Start of RECORDS TO PROCESS
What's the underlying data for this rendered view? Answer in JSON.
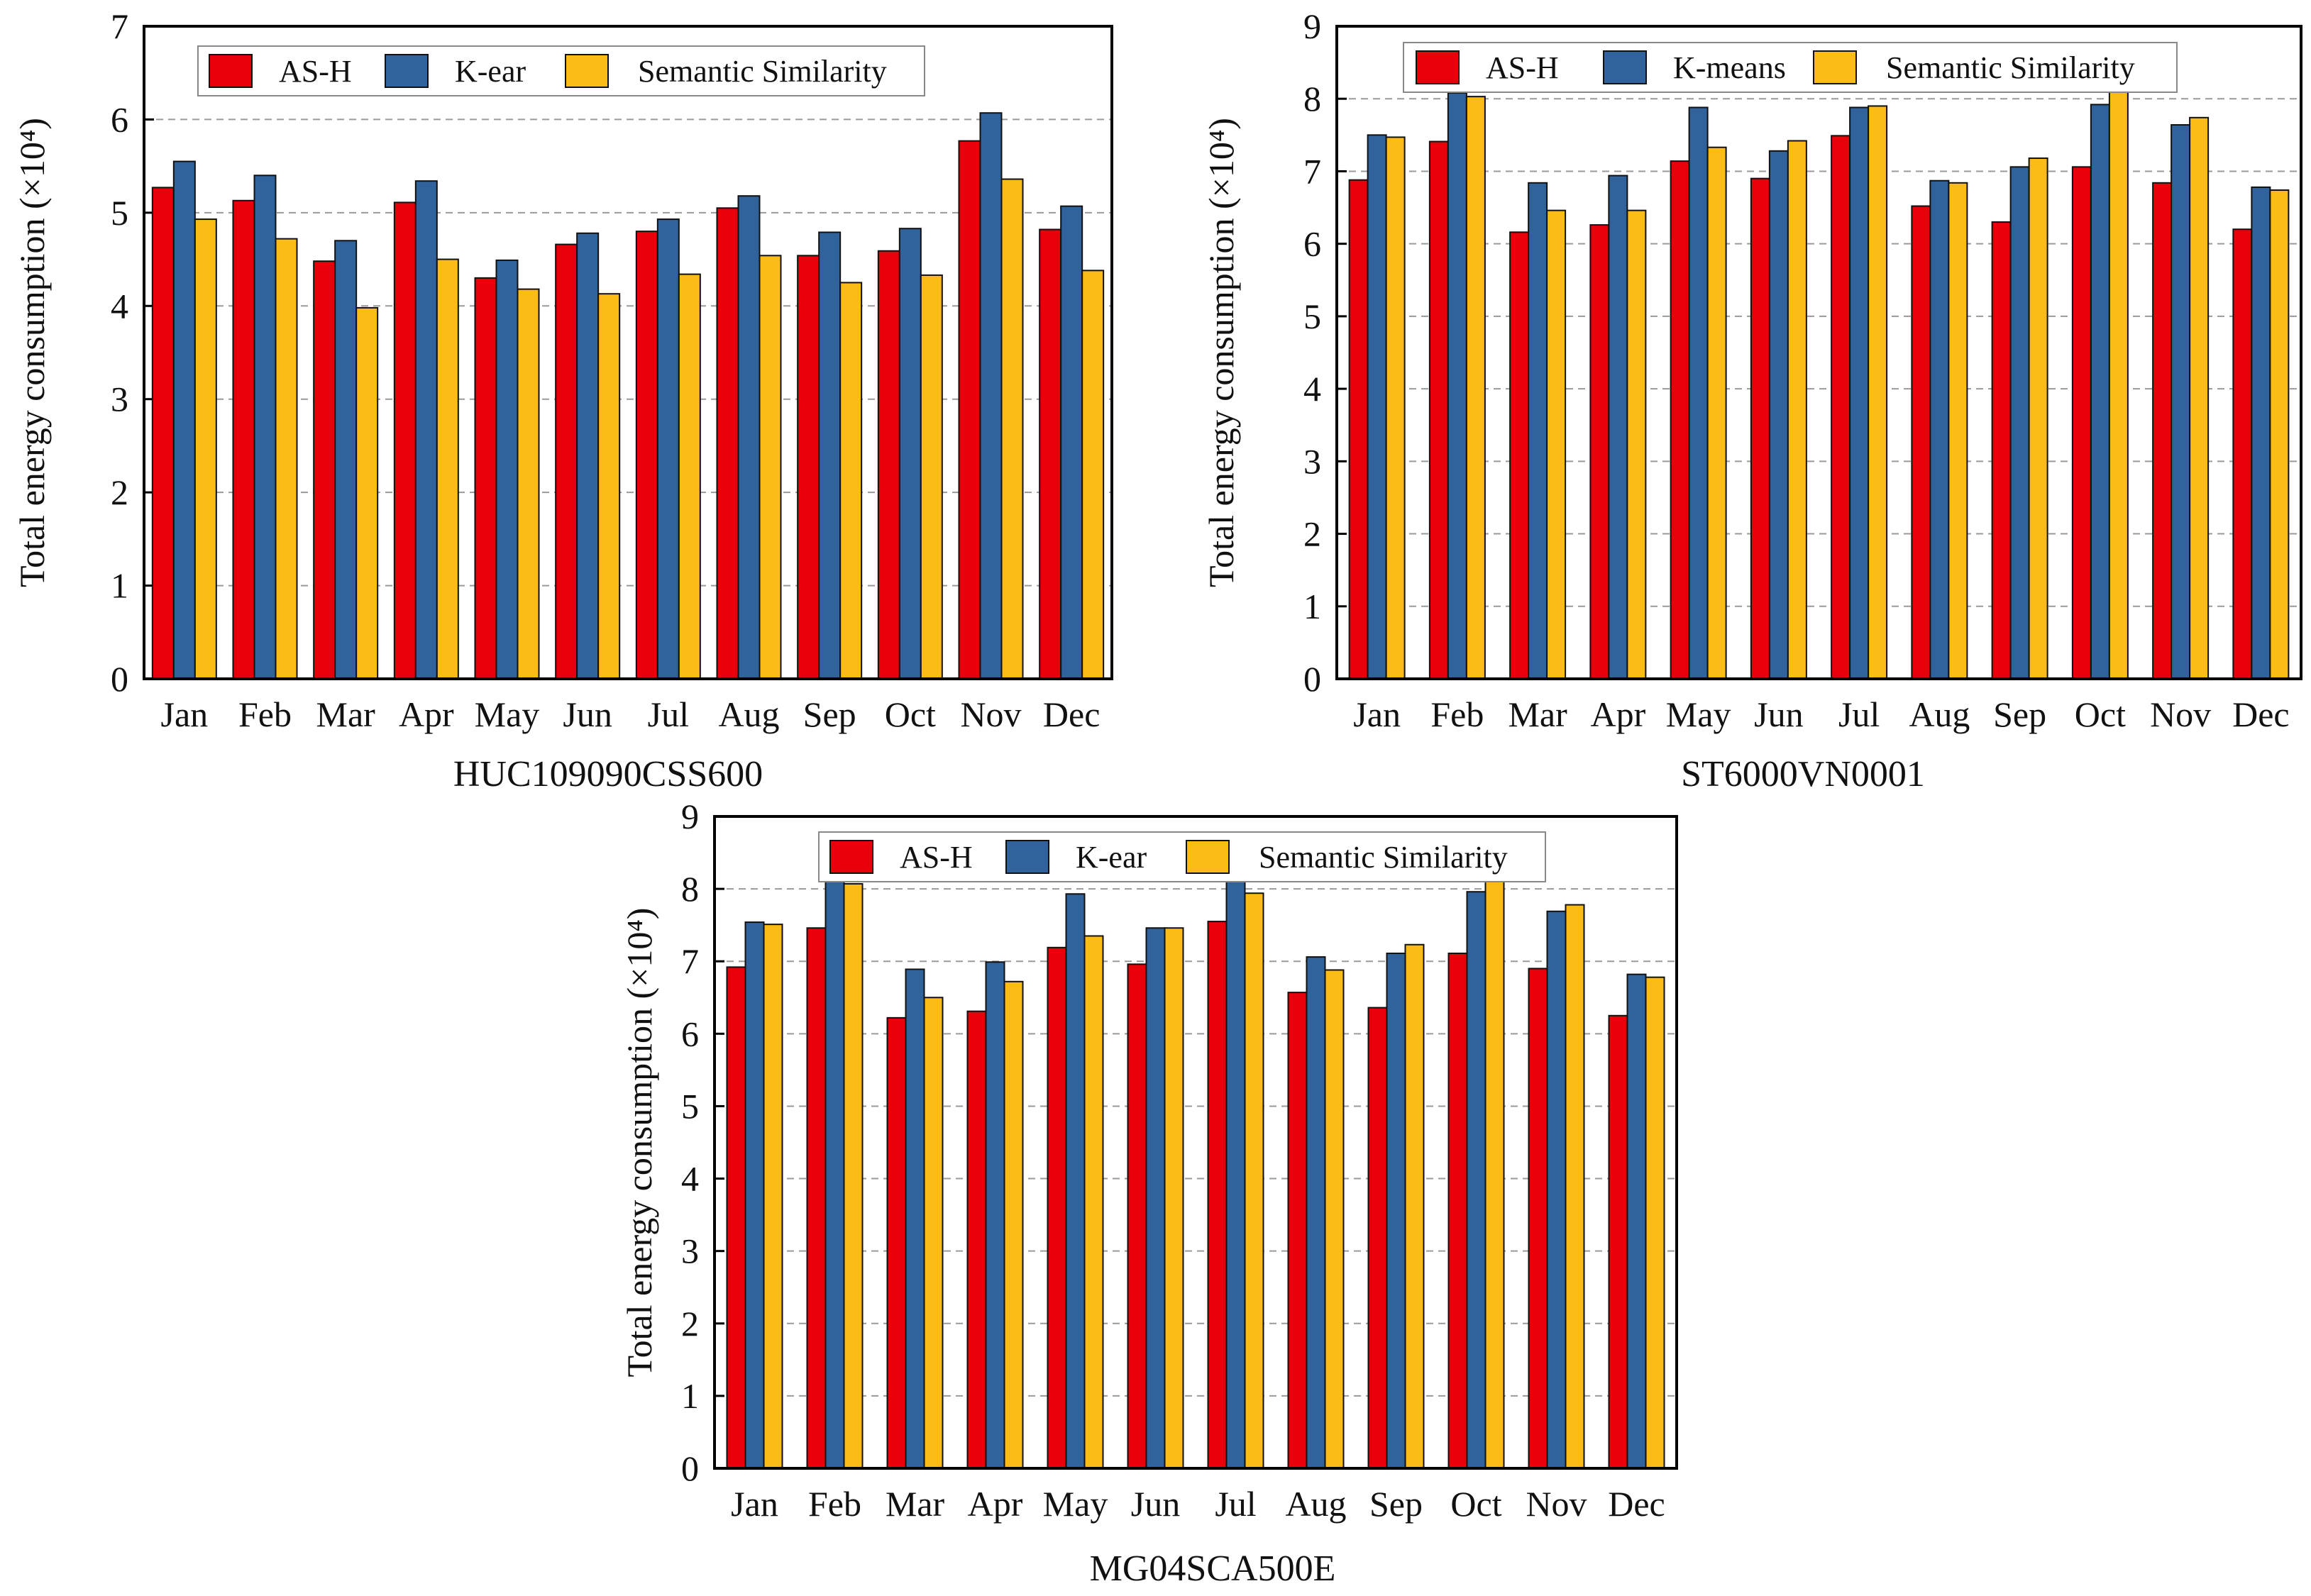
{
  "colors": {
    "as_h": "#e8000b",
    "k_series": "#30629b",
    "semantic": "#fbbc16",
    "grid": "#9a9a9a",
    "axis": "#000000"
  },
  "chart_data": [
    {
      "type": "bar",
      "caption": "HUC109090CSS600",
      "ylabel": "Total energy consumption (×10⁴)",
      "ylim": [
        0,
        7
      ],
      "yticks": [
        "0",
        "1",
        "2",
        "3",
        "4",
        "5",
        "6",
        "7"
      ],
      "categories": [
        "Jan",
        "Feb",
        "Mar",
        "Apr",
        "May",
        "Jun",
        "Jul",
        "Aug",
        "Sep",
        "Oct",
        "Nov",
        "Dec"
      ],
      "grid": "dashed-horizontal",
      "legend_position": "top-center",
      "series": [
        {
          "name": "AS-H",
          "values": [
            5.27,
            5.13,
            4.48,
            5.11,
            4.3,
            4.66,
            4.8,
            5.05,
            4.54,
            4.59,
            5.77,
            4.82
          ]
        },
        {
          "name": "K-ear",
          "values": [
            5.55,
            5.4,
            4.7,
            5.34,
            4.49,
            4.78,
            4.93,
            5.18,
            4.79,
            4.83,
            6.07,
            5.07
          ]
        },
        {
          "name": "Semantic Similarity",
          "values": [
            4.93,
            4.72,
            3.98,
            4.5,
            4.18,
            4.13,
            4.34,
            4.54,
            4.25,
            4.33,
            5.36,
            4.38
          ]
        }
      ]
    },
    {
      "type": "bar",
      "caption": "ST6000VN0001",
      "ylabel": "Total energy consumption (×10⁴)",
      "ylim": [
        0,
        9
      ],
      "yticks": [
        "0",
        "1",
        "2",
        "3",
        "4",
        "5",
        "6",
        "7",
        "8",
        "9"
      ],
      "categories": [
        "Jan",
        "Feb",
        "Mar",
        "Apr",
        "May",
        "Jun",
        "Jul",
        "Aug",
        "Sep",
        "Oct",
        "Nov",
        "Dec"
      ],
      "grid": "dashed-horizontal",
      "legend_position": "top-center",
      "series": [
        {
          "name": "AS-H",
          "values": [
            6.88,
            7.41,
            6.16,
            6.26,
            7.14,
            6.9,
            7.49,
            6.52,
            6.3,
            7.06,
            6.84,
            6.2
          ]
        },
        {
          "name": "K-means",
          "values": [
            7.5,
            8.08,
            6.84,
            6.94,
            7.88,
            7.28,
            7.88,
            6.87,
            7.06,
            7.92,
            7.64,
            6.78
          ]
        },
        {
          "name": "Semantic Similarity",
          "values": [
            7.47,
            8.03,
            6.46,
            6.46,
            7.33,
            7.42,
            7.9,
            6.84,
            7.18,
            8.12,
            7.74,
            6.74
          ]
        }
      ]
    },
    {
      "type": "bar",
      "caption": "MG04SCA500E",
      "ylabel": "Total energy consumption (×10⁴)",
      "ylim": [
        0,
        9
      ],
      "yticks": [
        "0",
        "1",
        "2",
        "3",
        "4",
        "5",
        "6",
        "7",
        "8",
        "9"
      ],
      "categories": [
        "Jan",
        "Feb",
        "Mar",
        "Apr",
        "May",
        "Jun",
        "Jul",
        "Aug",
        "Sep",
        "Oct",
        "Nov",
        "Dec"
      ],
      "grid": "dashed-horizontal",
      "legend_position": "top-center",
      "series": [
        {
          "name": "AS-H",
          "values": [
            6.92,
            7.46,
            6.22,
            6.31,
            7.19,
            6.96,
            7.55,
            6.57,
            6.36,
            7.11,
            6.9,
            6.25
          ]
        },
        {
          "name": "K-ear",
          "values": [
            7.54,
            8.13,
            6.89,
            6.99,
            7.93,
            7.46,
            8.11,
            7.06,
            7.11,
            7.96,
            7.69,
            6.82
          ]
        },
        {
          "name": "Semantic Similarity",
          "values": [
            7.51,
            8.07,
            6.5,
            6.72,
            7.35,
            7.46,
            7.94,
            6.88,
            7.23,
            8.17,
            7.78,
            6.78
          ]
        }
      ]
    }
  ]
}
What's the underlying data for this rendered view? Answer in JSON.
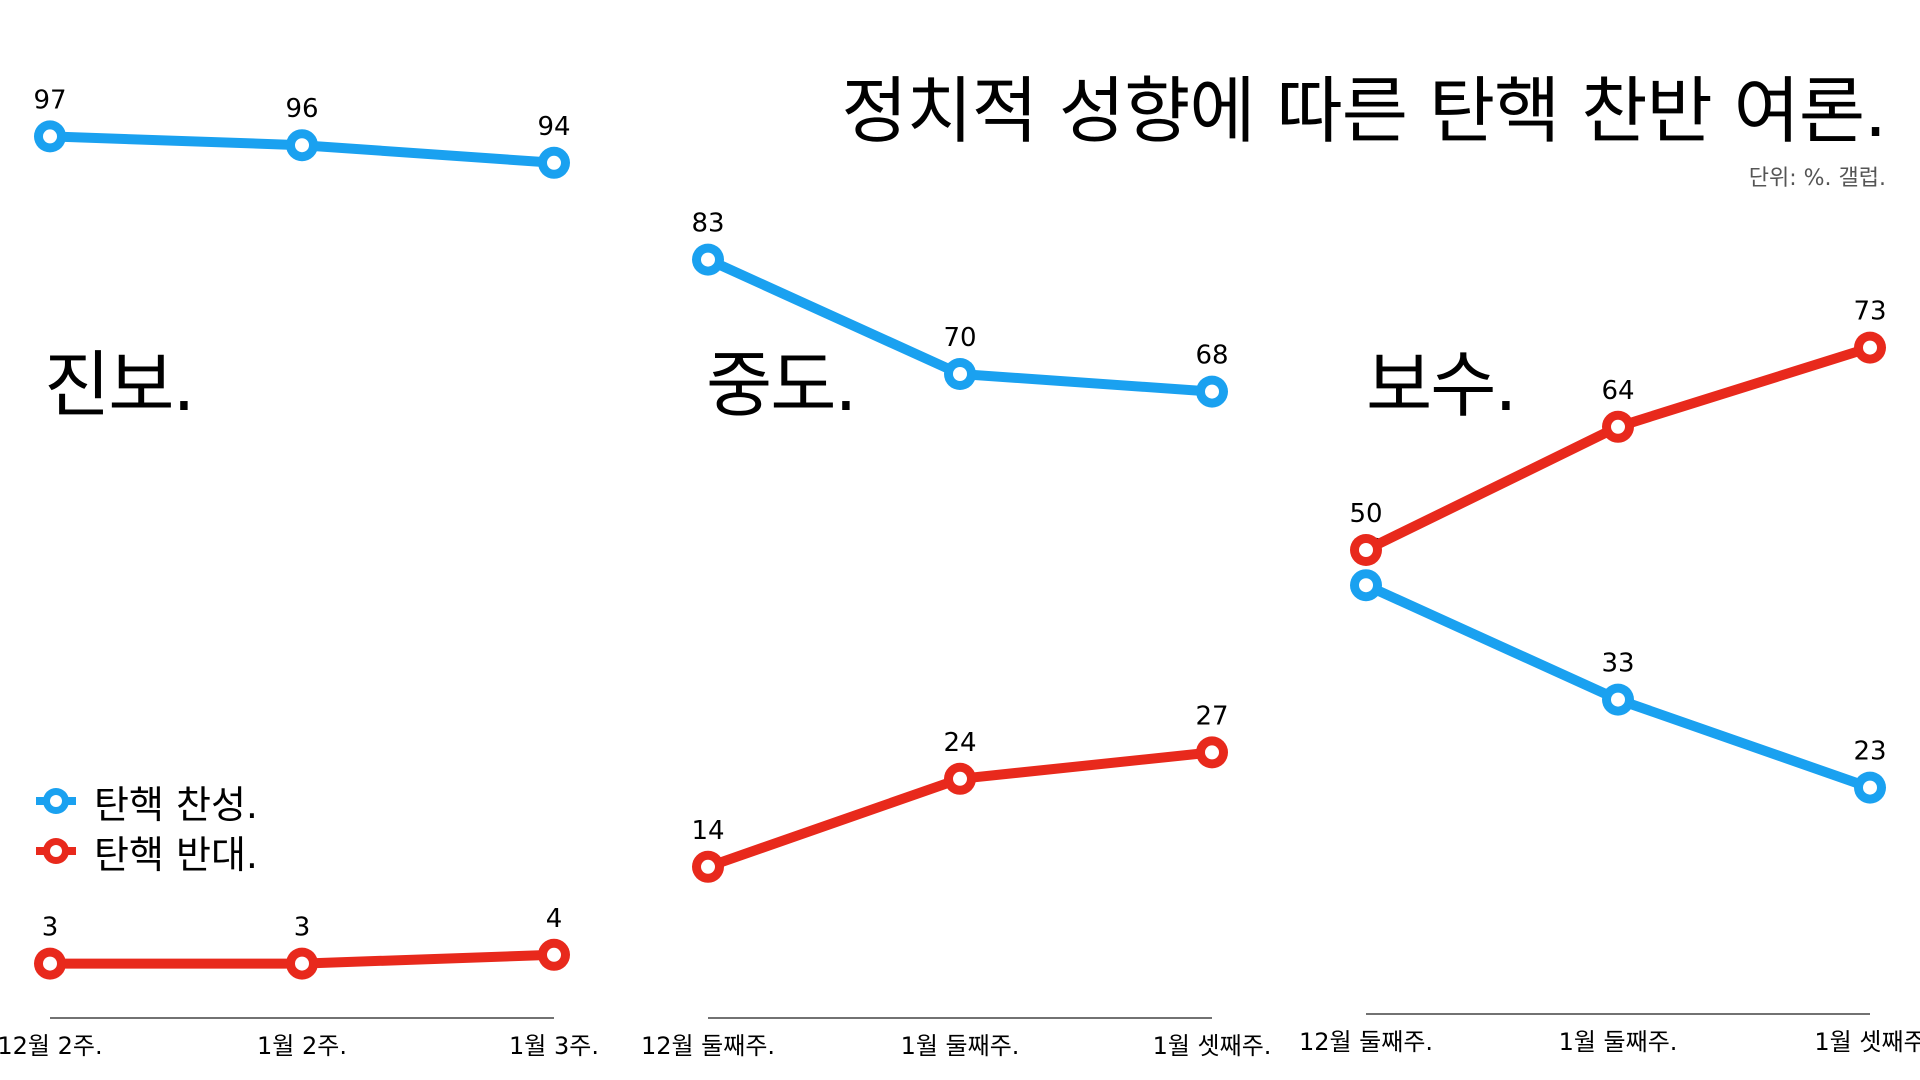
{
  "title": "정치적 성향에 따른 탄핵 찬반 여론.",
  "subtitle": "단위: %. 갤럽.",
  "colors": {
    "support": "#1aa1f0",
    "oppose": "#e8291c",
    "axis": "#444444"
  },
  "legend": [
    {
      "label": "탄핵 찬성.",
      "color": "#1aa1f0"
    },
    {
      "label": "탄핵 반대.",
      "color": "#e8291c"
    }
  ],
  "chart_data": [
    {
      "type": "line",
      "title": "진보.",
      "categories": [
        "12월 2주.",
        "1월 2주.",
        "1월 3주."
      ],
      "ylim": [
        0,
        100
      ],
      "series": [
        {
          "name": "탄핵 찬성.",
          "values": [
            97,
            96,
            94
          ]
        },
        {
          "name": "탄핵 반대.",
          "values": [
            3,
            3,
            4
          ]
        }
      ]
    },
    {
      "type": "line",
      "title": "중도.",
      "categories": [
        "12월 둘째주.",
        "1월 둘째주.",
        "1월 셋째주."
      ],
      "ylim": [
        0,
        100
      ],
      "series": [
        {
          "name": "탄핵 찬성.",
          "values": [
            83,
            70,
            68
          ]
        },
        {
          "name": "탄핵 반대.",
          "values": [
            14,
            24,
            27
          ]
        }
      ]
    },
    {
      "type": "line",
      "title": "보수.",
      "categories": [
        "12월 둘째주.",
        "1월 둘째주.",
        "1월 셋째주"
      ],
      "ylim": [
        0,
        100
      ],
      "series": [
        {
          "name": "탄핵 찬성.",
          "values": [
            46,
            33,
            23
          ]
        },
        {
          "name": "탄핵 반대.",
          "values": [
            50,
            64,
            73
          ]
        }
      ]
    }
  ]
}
End of RECORDS TO PROCESS
**WORK TO DO**
Leave out the pictures and transcribe the entries above exactly.

**COMPLETED TASK**
What's the underlying data for this rendered view? Answer in JSON.
{
  "colors": {
    "as_h": "#e8000b",
    "k_series": "#30629b",
    "semantic": "#fbbc16",
    "grid": "#9a9a9a",
    "axis": "#000000"
  },
  "chart_data": [
    {
      "type": "bar",
      "caption": "HUC109090CSS600",
      "ylabel": "Total energy consumption (×10⁴)",
      "ylim": [
        0,
        7
      ],
      "yticks": [
        "0",
        "1",
        "2",
        "3",
        "4",
        "5",
        "6",
        "7"
      ],
      "categories": [
        "Jan",
        "Feb",
        "Mar",
        "Apr",
        "May",
        "Jun",
        "Jul",
        "Aug",
        "Sep",
        "Oct",
        "Nov",
        "Dec"
      ],
      "grid": "dashed-horizontal",
      "legend_position": "top-center",
      "series": [
        {
          "name": "AS-H",
          "values": [
            5.27,
            5.13,
            4.48,
            5.11,
            4.3,
            4.66,
            4.8,
            5.05,
            4.54,
            4.59,
            5.77,
            4.82
          ]
        },
        {
          "name": "K-ear",
          "values": [
            5.55,
            5.4,
            4.7,
            5.34,
            4.49,
            4.78,
            4.93,
            5.18,
            4.79,
            4.83,
            6.07,
            5.07
          ]
        },
        {
          "name": "Semantic Similarity",
          "values": [
            4.93,
            4.72,
            3.98,
            4.5,
            4.18,
            4.13,
            4.34,
            4.54,
            4.25,
            4.33,
            5.36,
            4.38
          ]
        }
      ]
    },
    {
      "type": "bar",
      "caption": "ST6000VN0001",
      "ylabel": "Total energy consumption (×10⁴)",
      "ylim": [
        0,
        9
      ],
      "yticks": [
        "0",
        "1",
        "2",
        "3",
        "4",
        "5",
        "6",
        "7",
        "8",
        "9"
      ],
      "categories": [
        "Jan",
        "Feb",
        "Mar",
        "Apr",
        "May",
        "Jun",
        "Jul",
        "Aug",
        "Sep",
        "Oct",
        "Nov",
        "Dec"
      ],
      "grid": "dashed-horizontal",
      "legend_position": "top-center",
      "series": [
        {
          "name": "AS-H",
          "values": [
            6.88,
            7.41,
            6.16,
            6.26,
            7.14,
            6.9,
            7.49,
            6.52,
            6.3,
            7.06,
            6.84,
            6.2
          ]
        },
        {
          "name": "K-means",
          "values": [
            7.5,
            8.08,
            6.84,
            6.94,
            7.88,
            7.28,
            7.88,
            6.87,
            7.06,
            7.92,
            7.64,
            6.78
          ]
        },
        {
          "name": "Semantic Similarity",
          "values": [
            7.47,
            8.03,
            6.46,
            6.46,
            7.33,
            7.42,
            7.9,
            6.84,
            7.18,
            8.12,
            7.74,
            6.74
          ]
        }
      ]
    },
    {
      "type": "bar",
      "caption": "MG04SCA500E",
      "ylabel": "Total energy consumption (×10⁴)",
      "ylim": [
        0,
        9
      ],
      "yticks": [
        "0",
        "1",
        "2",
        "3",
        "4",
        "5",
        "6",
        "7",
        "8",
        "9"
      ],
      "categories": [
        "Jan",
        "Feb",
        "Mar",
        "Apr",
        "May",
        "Jun",
        "Jul",
        "Aug",
        "Sep",
        "Oct",
        "Nov",
        "Dec"
      ],
      "grid": "dashed-horizontal",
      "legend_position": "top-center",
      "series": [
        {
          "name": "AS-H",
          "values": [
            6.92,
            7.46,
            6.22,
            6.31,
            7.19,
            6.96,
            7.55,
            6.57,
            6.36,
            7.11,
            6.9,
            6.25
          ]
        },
        {
          "name": "K-ear",
          "values": [
            7.54,
            8.13,
            6.89,
            6.99,
            7.93,
            7.46,
            8.11,
            7.06,
            7.11,
            7.96,
            7.69,
            6.82
          ]
        },
        {
          "name": "Semantic Similarity",
          "values": [
            7.51,
            8.07,
            6.5,
            6.72,
            7.35,
            7.46,
            7.94,
            6.88,
            7.23,
            8.17,
            7.78,
            6.78
          ]
        }
      ]
    }
  ]
}
What's the underlying data for this rendered view? Answer in JSON.
{
  "title": "정치적 성향에 따른 탄핵 찬반 여론.",
  "subtitle": "단위: %. 갤럽.",
  "colors": {
    "support": "#1aa1f0",
    "oppose": "#e8291c",
    "axis": "#444444"
  },
  "legend": [
    {
      "label": "탄핵 찬성.",
      "color": "#1aa1f0"
    },
    {
      "label": "탄핵 반대.",
      "color": "#e8291c"
    }
  ],
  "chart_data": [
    {
      "type": "line",
      "title": "진보.",
      "categories": [
        "12월 2주.",
        "1월 2주.",
        "1월 3주."
      ],
      "ylim": [
        0,
        100
      ],
      "series": [
        {
          "name": "탄핵 찬성.",
          "values": [
            97,
            96,
            94
          ]
        },
        {
          "name": "탄핵 반대.",
          "values": [
            3,
            3,
            4
          ]
        }
      ]
    },
    {
      "type": "line",
      "title": "중도.",
      "categories": [
        "12월 둘째주.",
        "1월 둘째주.",
        "1월 셋째주."
      ],
      "ylim": [
        0,
        100
      ],
      "series": [
        {
          "name": "탄핵 찬성.",
          "values": [
            83,
            70,
            68
          ]
        },
        {
          "name": "탄핵 반대.",
          "values": [
            14,
            24,
            27
          ]
        }
      ]
    },
    {
      "type": "line",
      "title": "보수.",
      "categories": [
        "12월 둘째주.",
        "1월 둘째주.",
        "1월 셋째주"
      ],
      "ylim": [
        0,
        100
      ],
      "series": [
        {
          "name": "탄핵 찬성.",
          "values": [
            46,
            33,
            23
          ]
        },
        {
          "name": "탄핵 반대.",
          "values": [
            50,
            64,
            73
          ]
        }
      ]
    }
  ]
}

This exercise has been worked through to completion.